-- Objective --
Without the pictures, repeat the listing character for character.

-- Supplied records --
—————

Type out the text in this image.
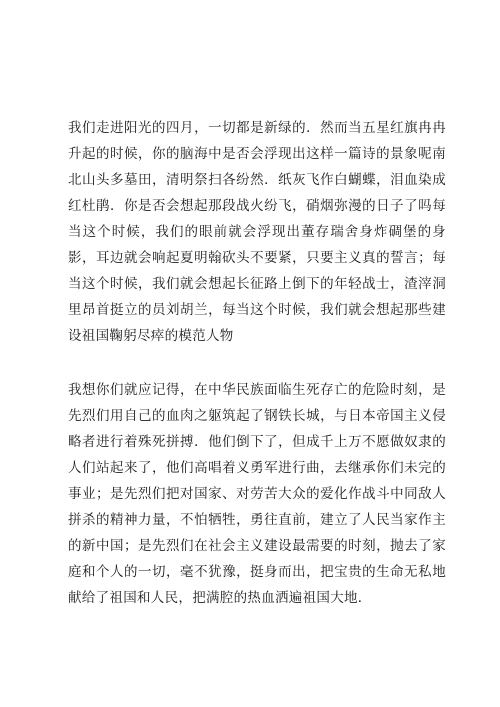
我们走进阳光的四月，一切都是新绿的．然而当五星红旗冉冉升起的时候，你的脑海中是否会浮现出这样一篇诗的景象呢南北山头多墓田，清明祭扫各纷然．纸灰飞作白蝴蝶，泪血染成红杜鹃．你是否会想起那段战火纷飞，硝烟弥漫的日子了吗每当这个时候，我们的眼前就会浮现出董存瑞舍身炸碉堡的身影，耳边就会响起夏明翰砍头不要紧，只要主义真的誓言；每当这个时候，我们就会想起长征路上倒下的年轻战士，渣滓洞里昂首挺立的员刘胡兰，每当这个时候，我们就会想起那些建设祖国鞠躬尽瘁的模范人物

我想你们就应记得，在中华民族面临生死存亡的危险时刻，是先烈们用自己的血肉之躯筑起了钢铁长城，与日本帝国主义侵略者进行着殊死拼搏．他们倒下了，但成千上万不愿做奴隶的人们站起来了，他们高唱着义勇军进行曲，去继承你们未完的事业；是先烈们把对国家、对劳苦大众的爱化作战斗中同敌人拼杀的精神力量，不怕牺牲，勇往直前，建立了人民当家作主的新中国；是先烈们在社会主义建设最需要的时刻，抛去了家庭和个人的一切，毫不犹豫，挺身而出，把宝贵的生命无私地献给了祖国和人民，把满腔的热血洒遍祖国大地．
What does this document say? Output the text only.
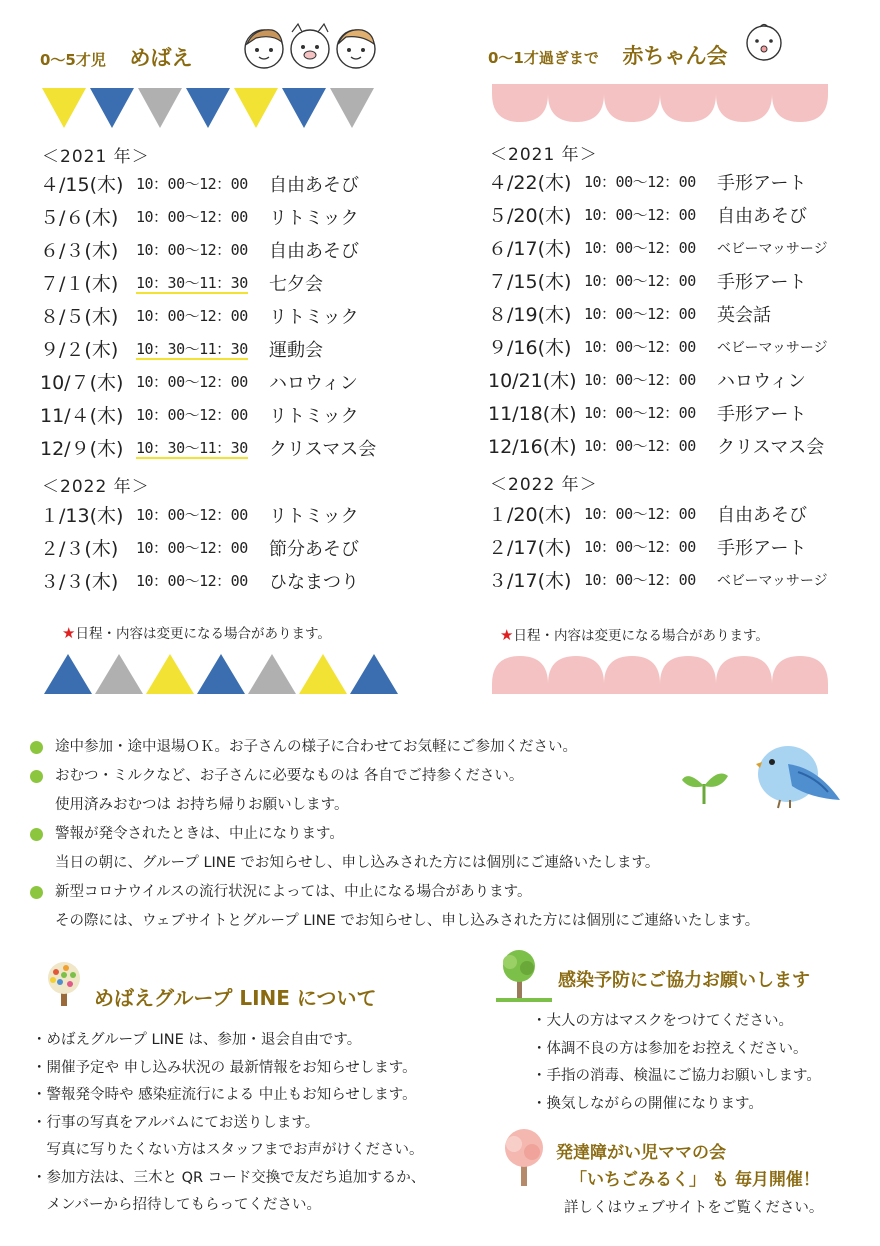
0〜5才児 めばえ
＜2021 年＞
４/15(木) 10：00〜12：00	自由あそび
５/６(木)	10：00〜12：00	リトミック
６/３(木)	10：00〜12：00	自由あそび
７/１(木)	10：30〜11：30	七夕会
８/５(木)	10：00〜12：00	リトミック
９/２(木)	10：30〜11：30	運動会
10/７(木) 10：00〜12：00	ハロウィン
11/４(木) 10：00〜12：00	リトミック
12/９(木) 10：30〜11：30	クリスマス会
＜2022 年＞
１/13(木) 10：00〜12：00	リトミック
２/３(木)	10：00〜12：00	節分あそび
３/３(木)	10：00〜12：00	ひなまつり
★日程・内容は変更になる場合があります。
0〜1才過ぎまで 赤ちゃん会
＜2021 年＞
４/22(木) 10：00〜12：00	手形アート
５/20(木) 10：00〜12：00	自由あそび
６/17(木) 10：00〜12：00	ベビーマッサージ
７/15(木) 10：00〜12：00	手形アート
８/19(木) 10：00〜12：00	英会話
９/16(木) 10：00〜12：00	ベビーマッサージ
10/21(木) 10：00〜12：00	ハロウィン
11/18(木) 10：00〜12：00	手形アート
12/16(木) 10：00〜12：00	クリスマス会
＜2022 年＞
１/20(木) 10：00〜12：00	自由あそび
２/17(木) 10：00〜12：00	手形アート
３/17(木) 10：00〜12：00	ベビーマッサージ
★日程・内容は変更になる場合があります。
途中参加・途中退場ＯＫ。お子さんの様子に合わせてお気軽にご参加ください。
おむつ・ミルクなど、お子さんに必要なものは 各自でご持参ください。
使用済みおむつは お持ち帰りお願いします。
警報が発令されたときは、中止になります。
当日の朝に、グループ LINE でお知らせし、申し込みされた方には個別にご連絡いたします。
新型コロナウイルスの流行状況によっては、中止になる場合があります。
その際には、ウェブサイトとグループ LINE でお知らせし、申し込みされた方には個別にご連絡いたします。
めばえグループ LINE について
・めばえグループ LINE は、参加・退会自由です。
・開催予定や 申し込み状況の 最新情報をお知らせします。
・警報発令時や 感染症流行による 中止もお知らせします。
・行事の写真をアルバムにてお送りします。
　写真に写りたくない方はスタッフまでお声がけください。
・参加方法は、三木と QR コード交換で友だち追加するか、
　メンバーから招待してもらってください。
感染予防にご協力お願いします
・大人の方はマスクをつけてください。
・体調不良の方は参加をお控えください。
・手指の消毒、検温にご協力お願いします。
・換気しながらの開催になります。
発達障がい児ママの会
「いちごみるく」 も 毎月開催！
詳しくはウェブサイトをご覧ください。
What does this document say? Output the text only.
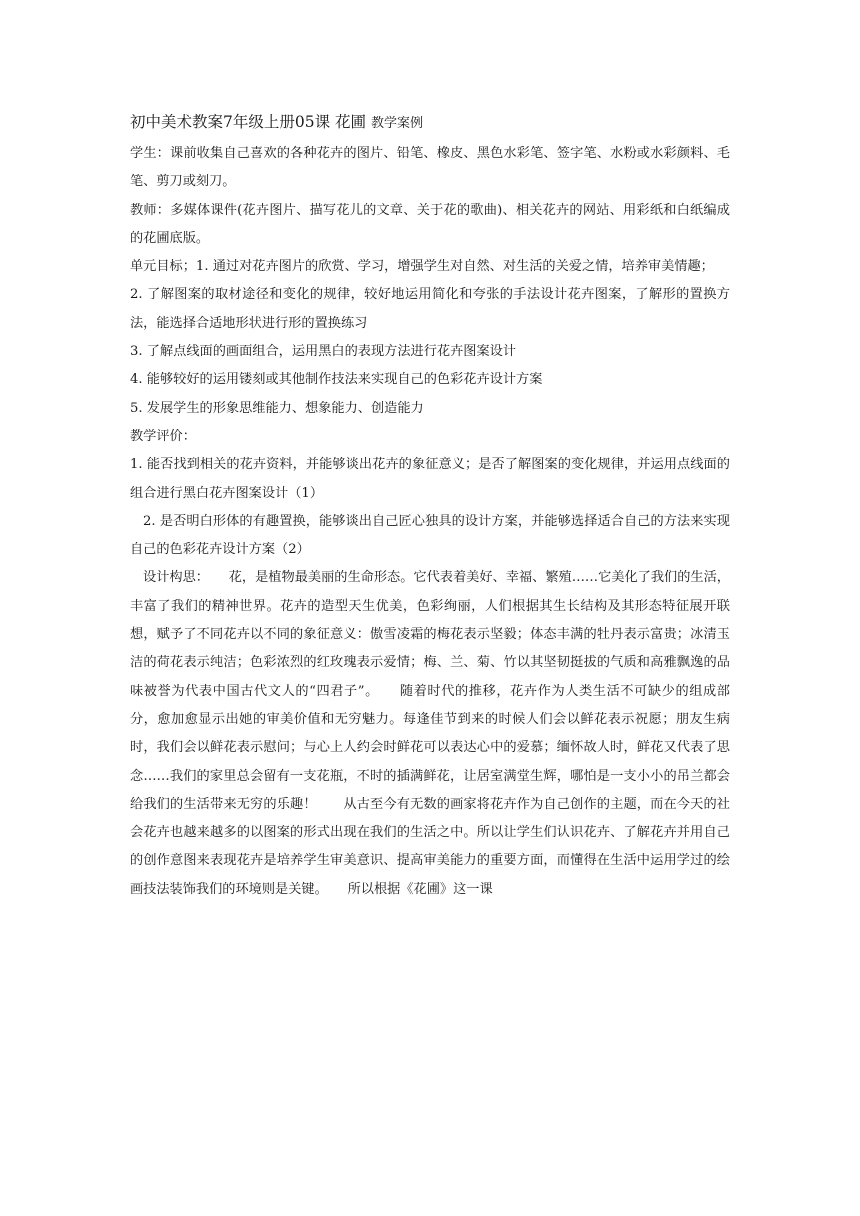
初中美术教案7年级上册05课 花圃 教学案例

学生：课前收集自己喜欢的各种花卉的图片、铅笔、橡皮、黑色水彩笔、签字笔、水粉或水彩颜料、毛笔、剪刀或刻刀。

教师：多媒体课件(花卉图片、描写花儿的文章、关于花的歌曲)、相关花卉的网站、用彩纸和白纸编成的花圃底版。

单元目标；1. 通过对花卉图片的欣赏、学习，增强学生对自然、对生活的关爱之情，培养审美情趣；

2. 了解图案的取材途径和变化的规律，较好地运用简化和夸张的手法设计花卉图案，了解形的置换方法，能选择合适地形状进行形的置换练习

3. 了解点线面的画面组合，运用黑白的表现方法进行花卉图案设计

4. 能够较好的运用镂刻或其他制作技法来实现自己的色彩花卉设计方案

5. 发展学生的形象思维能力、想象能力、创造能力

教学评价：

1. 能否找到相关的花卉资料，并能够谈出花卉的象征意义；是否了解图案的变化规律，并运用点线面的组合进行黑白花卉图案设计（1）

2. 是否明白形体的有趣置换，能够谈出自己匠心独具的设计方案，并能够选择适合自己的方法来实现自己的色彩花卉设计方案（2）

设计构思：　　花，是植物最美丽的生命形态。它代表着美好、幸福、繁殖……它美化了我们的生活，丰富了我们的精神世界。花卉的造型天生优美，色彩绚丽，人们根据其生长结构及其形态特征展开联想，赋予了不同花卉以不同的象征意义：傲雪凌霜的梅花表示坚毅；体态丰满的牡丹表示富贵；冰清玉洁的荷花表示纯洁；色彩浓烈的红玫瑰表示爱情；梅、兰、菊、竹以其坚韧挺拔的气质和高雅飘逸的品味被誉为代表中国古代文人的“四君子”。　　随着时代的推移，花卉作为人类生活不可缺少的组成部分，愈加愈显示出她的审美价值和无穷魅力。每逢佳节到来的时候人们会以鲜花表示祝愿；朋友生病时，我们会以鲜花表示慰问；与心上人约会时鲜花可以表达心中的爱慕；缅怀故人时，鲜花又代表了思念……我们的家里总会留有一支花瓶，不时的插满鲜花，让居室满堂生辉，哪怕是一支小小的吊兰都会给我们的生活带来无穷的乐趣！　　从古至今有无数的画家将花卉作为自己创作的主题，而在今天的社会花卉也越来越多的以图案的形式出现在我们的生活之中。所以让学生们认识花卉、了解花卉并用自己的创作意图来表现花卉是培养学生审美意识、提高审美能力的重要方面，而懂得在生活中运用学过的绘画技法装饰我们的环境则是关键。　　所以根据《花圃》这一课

—————

-- Full answer --
Type out the text in this image.
我们走进阳光的四月，一切都是新绿的．然而当五星红旗冉冉升起的时候，你的脑海中是否会浮现出这样一篇诗的景象呢南北山头多墓田，清明祭扫各纷然．纸灰飞作白蝴蝶，泪血染成红杜鹃．你是否会想起那段战火纷飞，硝烟弥漫的日子了吗每当这个时候，我们的眼前就会浮现出董存瑞舍身炸碉堡的身影，耳边就会响起夏明翰砍头不要紧，只要主义真的誓言；每当这个时候，我们就会想起长征路上倒下的年轻战士，渣滓洞里昂首挺立的员刘胡兰，每当这个时候，我们就会想起那些建设祖国鞠躬尽瘁的模范人物

我想你们就应记得，在中华民族面临生死存亡的危险时刻，是先烈们用自己的血肉之躯筑起了钢铁长城，与日本帝国主义侵略者进行着殊死拼搏．他们倒下了，但成千上万不愿做奴隶的人们站起来了，他们高唱着义勇军进行曲，去继承你们未完的事业；是先烈们把对国家、对劳苦大众的爱化作战斗中同敌人拼杀的精神力量，不怕牺牲，勇往直前，建立了人民当家作主的新中国；是先烈们在社会主义建设最需要的时刻，抛去了家庭和个人的一切，毫不犹豫，挺身而出，把宝贵的生命无私地献给了祖国和人民，把满腔的热血洒遍祖国大地．
What does this document say? Output the text only.
0〜5才児 めばえ
＜2021 年＞
４/15(木) 10：00〜12：00	自由あそび
５/６(木)	10：00〜12：00	リトミック
６/３(木)	10：00〜12：00	自由あそび
７/１(木)	10：30〜11：30	七夕会
８/５(木)	10：00〜12：00	リトミック
９/２(木)	10：30〜11：30	運動会
10/７(木) 10：00〜12：00	ハロウィン
11/４(木) 10：00〜12：00	リトミック
12/９(木) 10：30〜11：30	クリスマス会
＜2022 年＞
１/13(木) 10：00〜12：00	リトミック
２/３(木)	10：00〜12：00	節分あそび
３/３(木)	10：00〜12：00	ひなまつり
★日程・内容は変更になる場合があります。
0〜1才過ぎまで 赤ちゃん会
＜2021 年＞
４/22(木) 10：00〜12：00	手形アート
５/20(木) 10：00〜12：00	自由あそび
６/17(木) 10：00〜12：00	ベビーマッサージ
７/15(木) 10：00〜12：00	手形アート
８/19(木) 10：00〜12：00	英会話
９/16(木) 10：00〜12：00	ベビーマッサージ
10/21(木) 10：00〜12：00	ハロウィン
11/18(木) 10：00〜12：00	手形アート
12/16(木) 10：00〜12：00	クリスマス会
＜2022 年＞
１/20(木) 10：00〜12：00	自由あそび
２/17(木) 10：00〜12：00	手形アート
３/17(木) 10：00〜12：00	ベビーマッサージ
★日程・内容は変更になる場合があります。
途中参加・途中退場ＯＫ。お子さんの様子に合わせてお気軽にご参加ください。
おむつ・ミルクなど、お子さんに必要なものは 各自でご持参ください。
使用済みおむつは お持ち帰りお願いします。
警報が発令されたときは、中止になります。
当日の朝に、グループ LINE でお知らせし、申し込みされた方には個別にご連絡いたします。
新型コロナウイルスの流行状況によっては、中止になる場合があります。
その際には、ウェブサイトとグループ LINE でお知らせし、申し込みされた方には個別にご連絡いたします。
めばえグループ LINE について
・めばえグループ LINE は、参加・退会自由です。
・開催予定や 申し込み状況の 最新情報をお知らせします。
・警報発令時や 感染症流行による 中止もお知らせします。
・行事の写真をアルバムにてお送りします。
　写真に写りたくない方はスタッフまでお声がけください。
・参加方法は、三木と QR コード交換で友だち追加するか、
　メンバーから招待してもらってください。
感染予防にご協力お願いします
・大人の方はマスクをつけてください。
・体調不良の方は参加をお控えください。
・手指の消毒、検温にご協力お願いします。
・換気しながらの開催になります。
発達障がい児ママの会
「いちごみるく」 も 毎月開催！
詳しくはウェブサイトをご覧ください。
What does this document say? Output the text only.
初中美术教案7年级上册05课 花圃 教学案例

学生：课前收集自己喜欢的各种花卉的图片、铅笔、橡皮、黑色水彩笔、签字笔、水粉或水彩颜料、毛笔、剪刀或刻刀。

教师：多媒体课件(花卉图片、描写花儿的文章、关于花的歌曲)、相关花卉的网站、用彩纸和白纸编成的花圃底版。

单元目标；1. 通过对花卉图片的欣赏、学习，增强学生对自然、对生活的关爱之情，培养审美情趣；

2. 了解图案的取材途径和变化的规律，较好地运用简化和夸张的手法设计花卉图案，了解形的置换方法，能选择合适地形状进行形的置换练习

3. 了解点线面的画面组合，运用黑白的表现方法进行花卉图案设计

4. 能够较好的运用镂刻或其他制作技法来实现自己的色彩花卉设计方案

5. 发展学生的形象思维能力、想象能力、创造能力

教学评价：

1. 能否找到相关的花卉资料，并能够谈出花卉的象征意义；是否了解图案的变化规律，并运用点线面的组合进行黑白花卉图案设计（1）

2. 是否明白形体的有趣置换，能够谈出自己匠心独具的设计方案，并能够选择适合自己的方法来实现自己的色彩花卉设计方案（2）

设计构思：　　花，是植物最美丽的生命形态。它代表着美好、幸福、繁殖……它美化了我们的生活，丰富了我们的精神世界。花卉的造型天生优美，色彩绚丽，人们根据其生长结构及其形态特征展开联想，赋予了不同花卉以不同的象征意义：傲雪凌霜的梅花表示坚毅；体态丰满的牡丹表示富贵；冰清玉洁的荷花表示纯洁；色彩浓烈的红玫瑰表示爱情；梅、兰、菊、竹以其坚韧挺拔的气质和高雅飘逸的品味被誉为代表中国古代文人的“四君子”。　　随着时代的推移，花卉作为人类生活不可缺少的组成部分，愈加愈显示出她的审美价值和无穷魅力。每逢佳节到来的时候人们会以鲜花表示祝愿；朋友生病时，我们会以鲜花表示慰问；与心上人约会时鲜花可以表达心中的爱慕；缅怀故人时，鲜花又代表了思念……我们的家里总会留有一支花瓶，不时的插满鲜花，让居室满堂生辉，哪怕是一支小小的吊兰都会给我们的生活带来无穷的乐趣！　　从古至今有无数的画家将花卉作为自己创作的主题，而在今天的社会花卉也越来越多的以图案的形式出现在我们的生活之中。所以让学生们认识花卉、了解花卉并用自己的创作意图来表现花卉是培养学生审美意识、提高审美能力的重要方面，而懂得在生活中运用学过的绘画技法装饰我们的环境则是关键。　　所以根据《花圃》这一课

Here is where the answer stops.